▸ **WORK TO COMPLETE**
Report back each line of the records that contains the string "about".

▸ **GIVEN RECORDS**

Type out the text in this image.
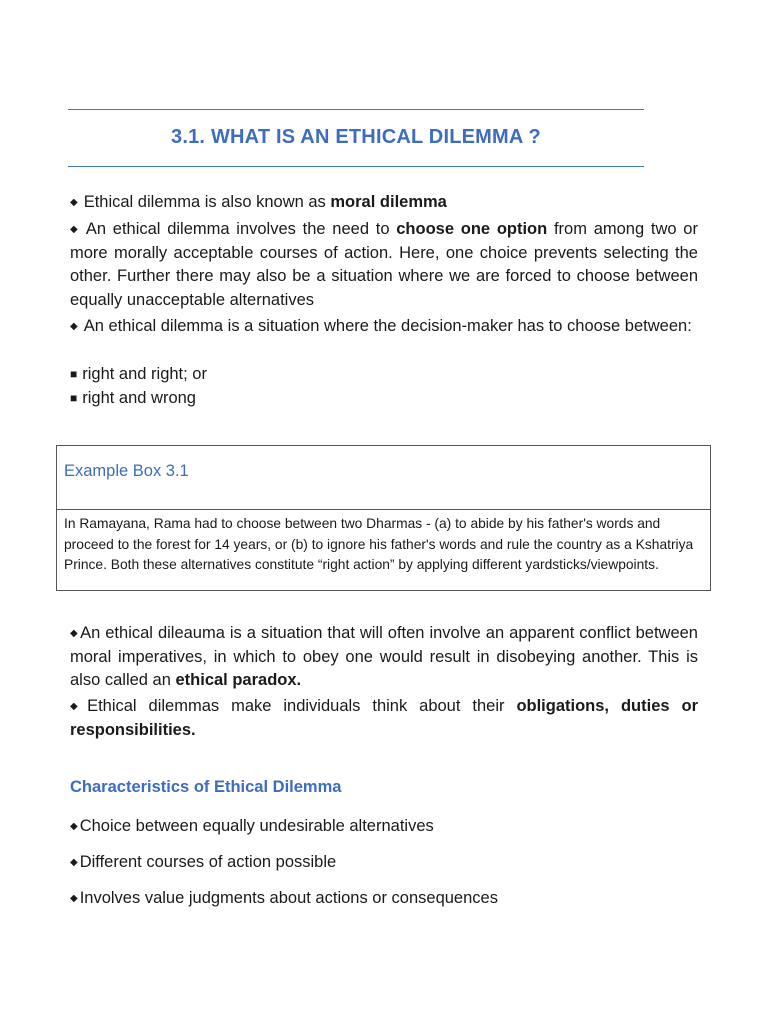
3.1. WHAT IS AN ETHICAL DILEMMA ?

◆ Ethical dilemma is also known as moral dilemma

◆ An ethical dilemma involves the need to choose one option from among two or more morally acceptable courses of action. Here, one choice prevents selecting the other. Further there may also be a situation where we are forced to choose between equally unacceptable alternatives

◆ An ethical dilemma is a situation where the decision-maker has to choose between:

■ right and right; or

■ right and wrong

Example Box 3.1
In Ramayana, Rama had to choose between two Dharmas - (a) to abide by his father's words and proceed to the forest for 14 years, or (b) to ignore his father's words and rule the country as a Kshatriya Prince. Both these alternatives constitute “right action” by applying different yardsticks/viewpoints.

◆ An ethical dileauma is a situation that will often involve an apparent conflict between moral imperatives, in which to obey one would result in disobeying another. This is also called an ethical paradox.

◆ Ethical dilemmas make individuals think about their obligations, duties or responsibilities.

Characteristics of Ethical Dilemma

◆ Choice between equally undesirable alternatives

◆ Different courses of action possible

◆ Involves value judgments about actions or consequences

* * *

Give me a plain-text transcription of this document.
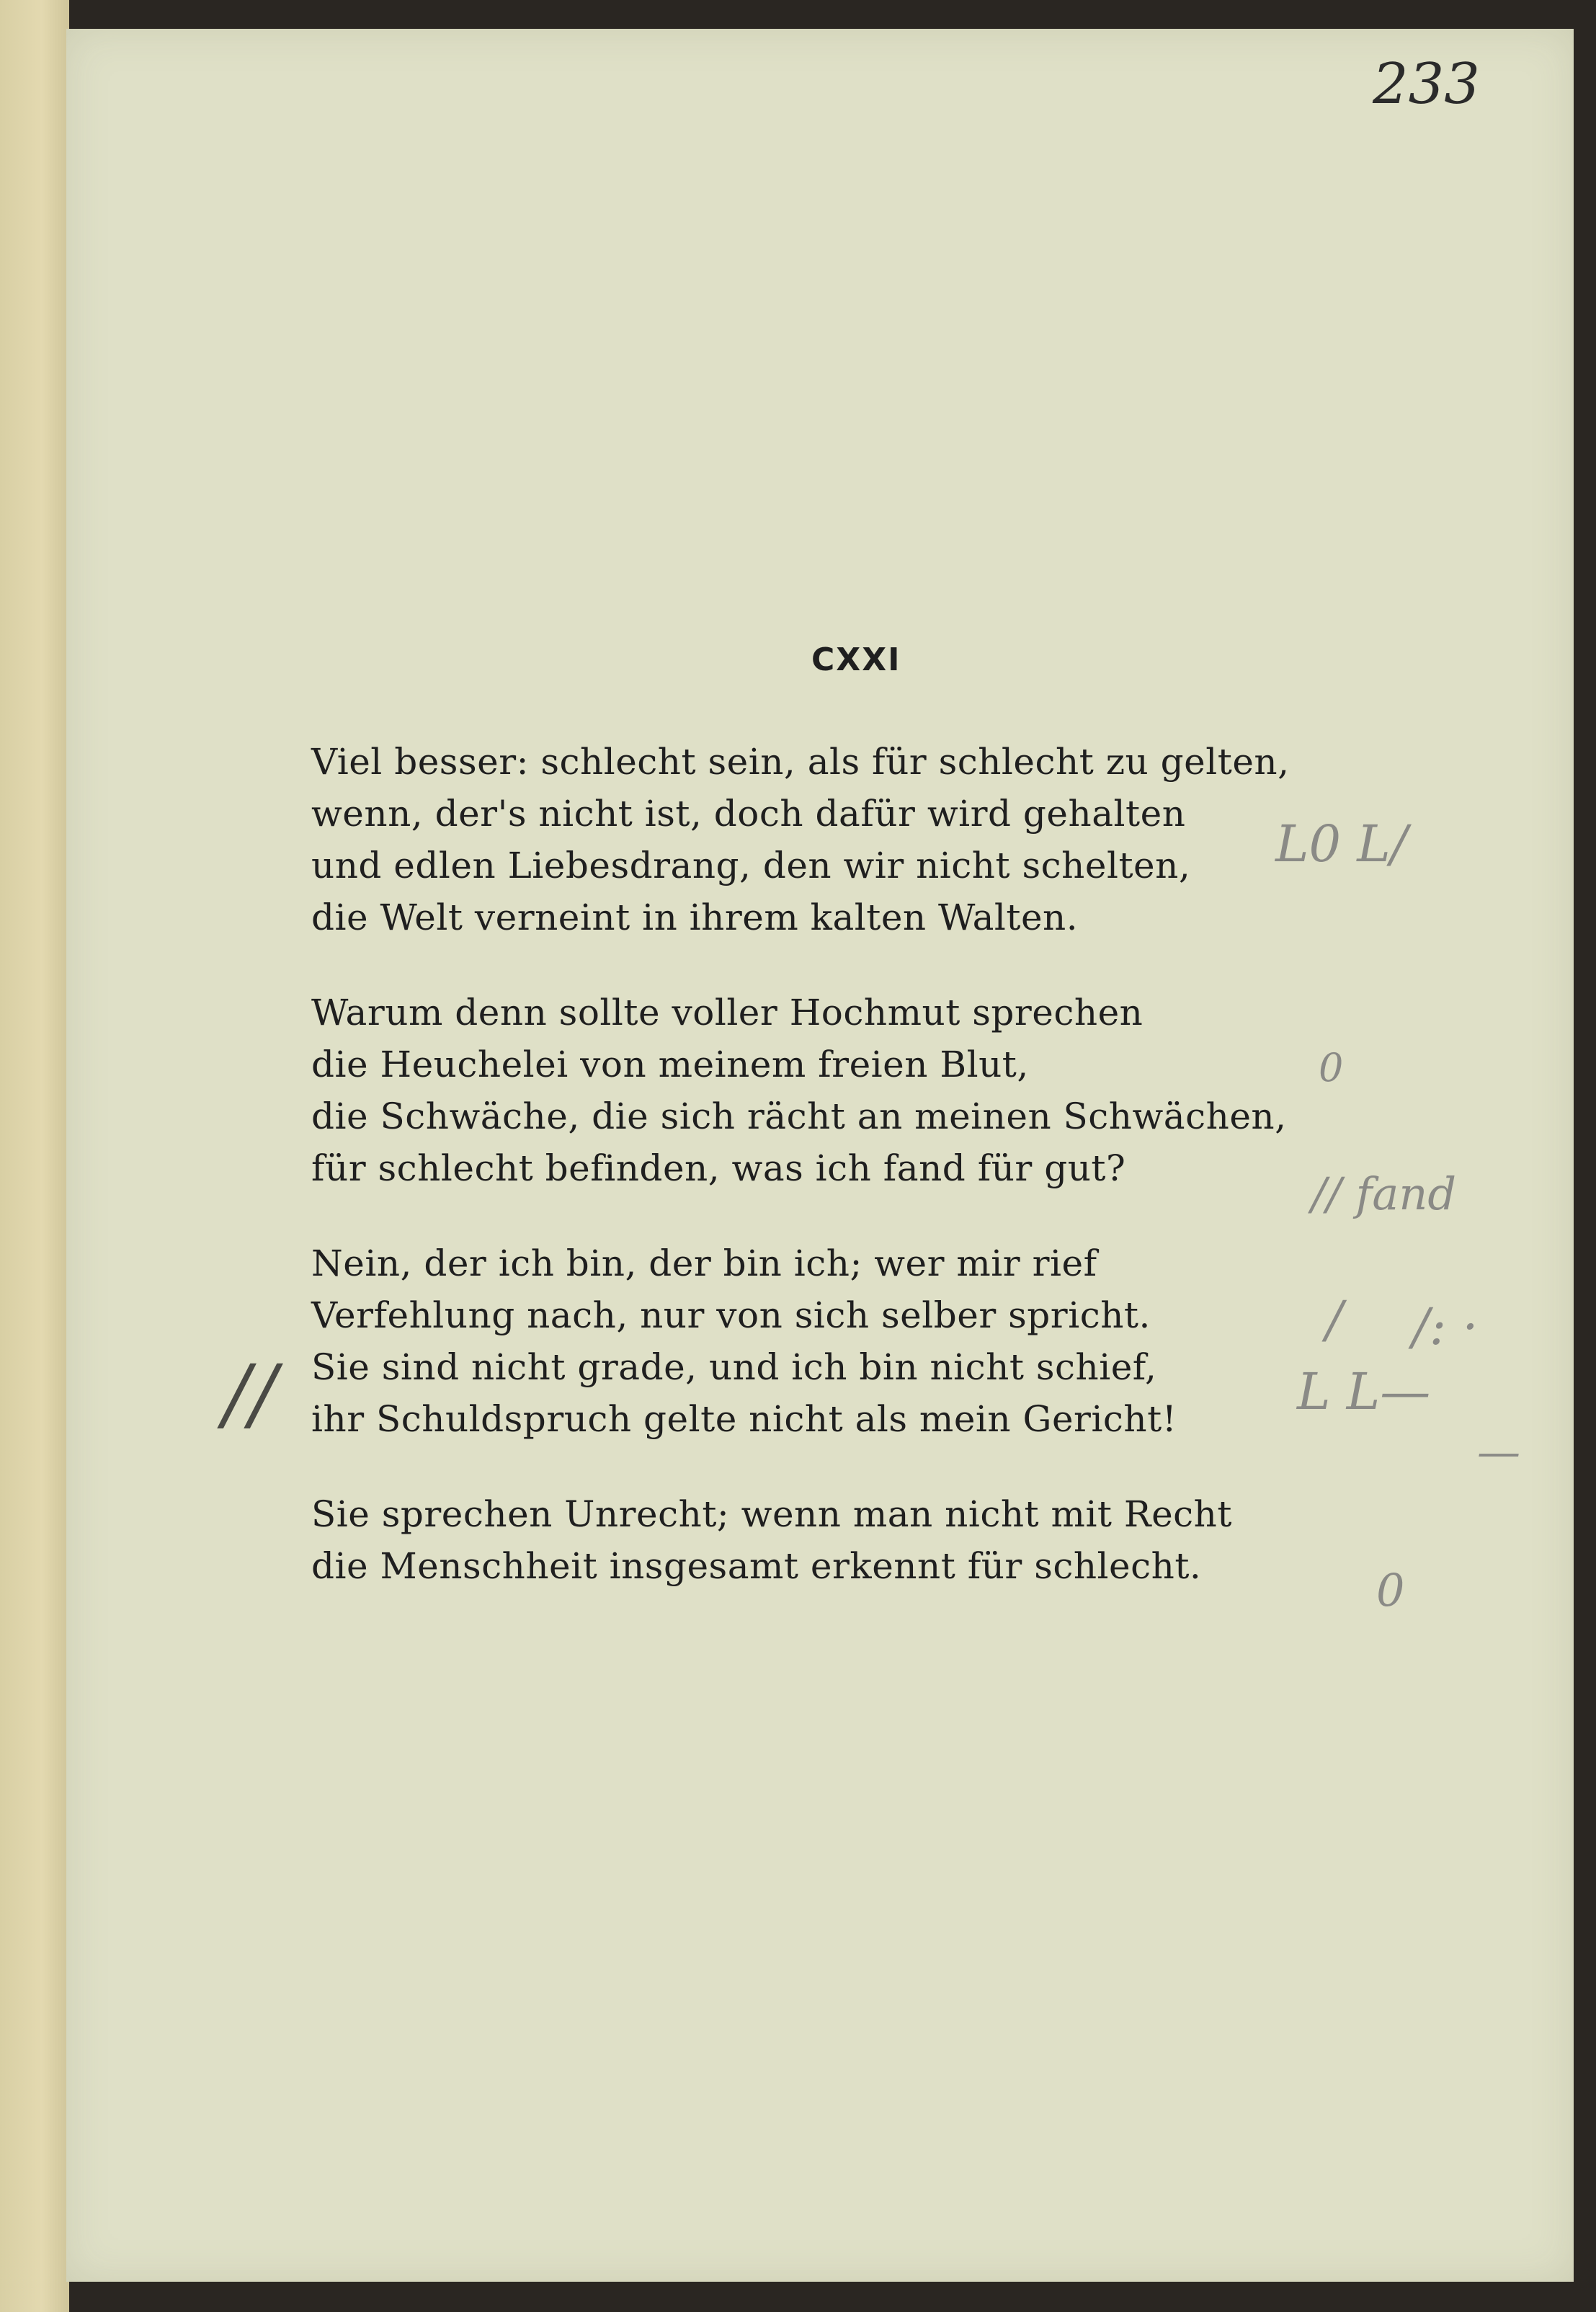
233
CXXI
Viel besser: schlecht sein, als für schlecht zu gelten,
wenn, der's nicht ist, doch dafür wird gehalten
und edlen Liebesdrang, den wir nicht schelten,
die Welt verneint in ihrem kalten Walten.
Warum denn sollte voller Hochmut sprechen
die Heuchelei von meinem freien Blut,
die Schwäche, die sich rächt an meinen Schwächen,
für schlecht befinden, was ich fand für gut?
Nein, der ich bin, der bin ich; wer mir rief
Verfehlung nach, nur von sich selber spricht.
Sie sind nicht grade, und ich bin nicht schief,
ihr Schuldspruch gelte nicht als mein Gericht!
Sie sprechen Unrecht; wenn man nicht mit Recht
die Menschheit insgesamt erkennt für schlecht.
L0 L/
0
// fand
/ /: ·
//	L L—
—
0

---

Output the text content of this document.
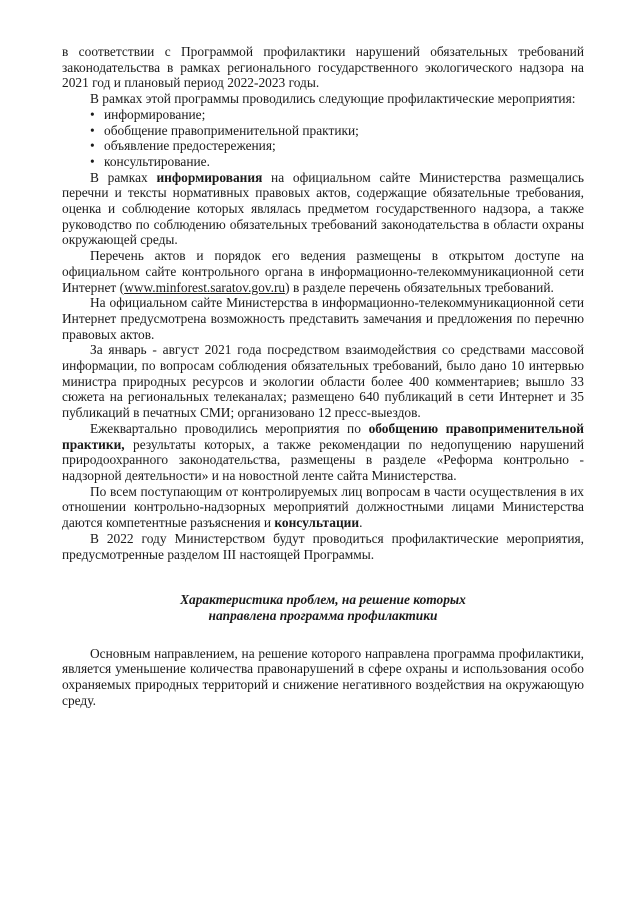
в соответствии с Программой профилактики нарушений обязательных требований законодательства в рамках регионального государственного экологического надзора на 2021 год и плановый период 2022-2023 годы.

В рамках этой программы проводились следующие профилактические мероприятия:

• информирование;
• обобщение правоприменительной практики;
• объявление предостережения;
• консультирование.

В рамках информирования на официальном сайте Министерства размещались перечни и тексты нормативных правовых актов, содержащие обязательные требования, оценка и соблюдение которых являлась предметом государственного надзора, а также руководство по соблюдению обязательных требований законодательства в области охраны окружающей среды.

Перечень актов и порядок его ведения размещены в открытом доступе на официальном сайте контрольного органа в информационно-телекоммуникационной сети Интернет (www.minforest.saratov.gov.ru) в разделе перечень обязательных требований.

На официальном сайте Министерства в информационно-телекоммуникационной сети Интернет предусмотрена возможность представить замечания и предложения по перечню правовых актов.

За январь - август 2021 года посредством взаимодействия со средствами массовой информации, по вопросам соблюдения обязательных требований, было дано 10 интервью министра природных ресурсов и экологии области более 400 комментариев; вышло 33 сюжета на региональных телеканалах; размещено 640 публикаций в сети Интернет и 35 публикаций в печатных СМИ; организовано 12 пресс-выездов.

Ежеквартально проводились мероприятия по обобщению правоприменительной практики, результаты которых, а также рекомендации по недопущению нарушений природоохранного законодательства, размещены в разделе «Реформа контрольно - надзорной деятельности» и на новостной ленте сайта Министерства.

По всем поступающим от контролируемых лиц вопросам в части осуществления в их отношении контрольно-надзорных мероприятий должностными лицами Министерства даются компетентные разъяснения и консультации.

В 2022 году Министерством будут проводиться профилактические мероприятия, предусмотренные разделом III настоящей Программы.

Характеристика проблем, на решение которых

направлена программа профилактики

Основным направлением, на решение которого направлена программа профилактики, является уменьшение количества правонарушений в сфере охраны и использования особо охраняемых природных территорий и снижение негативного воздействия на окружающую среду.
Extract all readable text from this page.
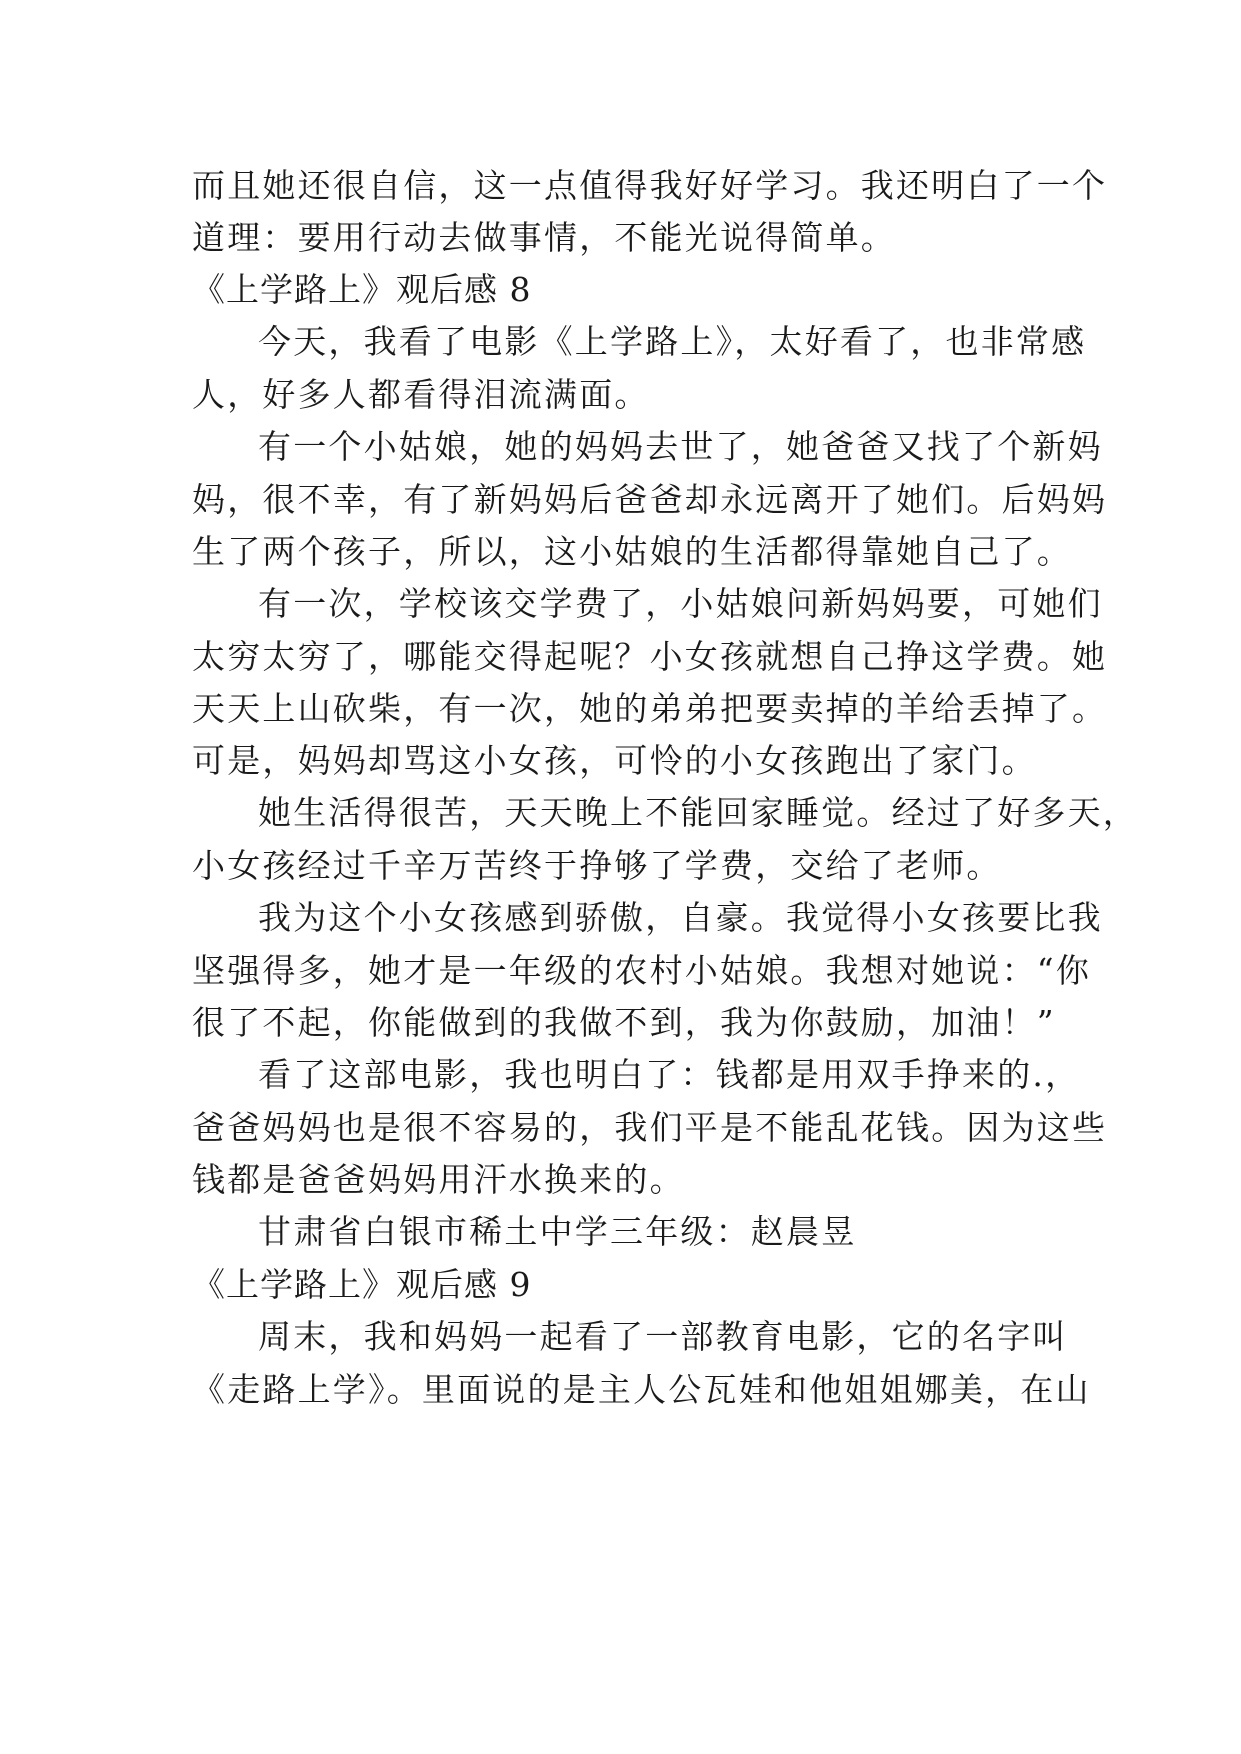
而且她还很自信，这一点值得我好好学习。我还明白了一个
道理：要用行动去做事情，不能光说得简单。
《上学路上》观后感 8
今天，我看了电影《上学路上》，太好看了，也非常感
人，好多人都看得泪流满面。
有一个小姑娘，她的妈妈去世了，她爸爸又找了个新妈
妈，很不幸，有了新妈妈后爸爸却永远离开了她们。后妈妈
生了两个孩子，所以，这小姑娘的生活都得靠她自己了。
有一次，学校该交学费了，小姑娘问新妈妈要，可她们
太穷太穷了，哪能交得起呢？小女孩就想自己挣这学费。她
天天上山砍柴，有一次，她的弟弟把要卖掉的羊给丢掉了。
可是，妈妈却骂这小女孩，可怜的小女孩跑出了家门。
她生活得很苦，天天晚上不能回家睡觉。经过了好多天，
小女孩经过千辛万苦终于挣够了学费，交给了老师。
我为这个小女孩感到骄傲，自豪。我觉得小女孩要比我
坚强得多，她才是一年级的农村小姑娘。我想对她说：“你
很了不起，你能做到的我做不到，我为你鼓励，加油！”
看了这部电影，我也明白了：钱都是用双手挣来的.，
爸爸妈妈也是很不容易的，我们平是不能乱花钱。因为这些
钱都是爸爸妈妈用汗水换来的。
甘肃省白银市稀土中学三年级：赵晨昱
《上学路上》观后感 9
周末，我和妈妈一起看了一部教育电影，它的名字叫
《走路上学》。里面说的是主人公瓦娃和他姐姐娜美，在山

▸ **CORRECT RESPONSE**
◆ Ethical dilemmas make individuals think about their obligations, duties or responsibilities.
◆ Involves value judgments about actions or consequences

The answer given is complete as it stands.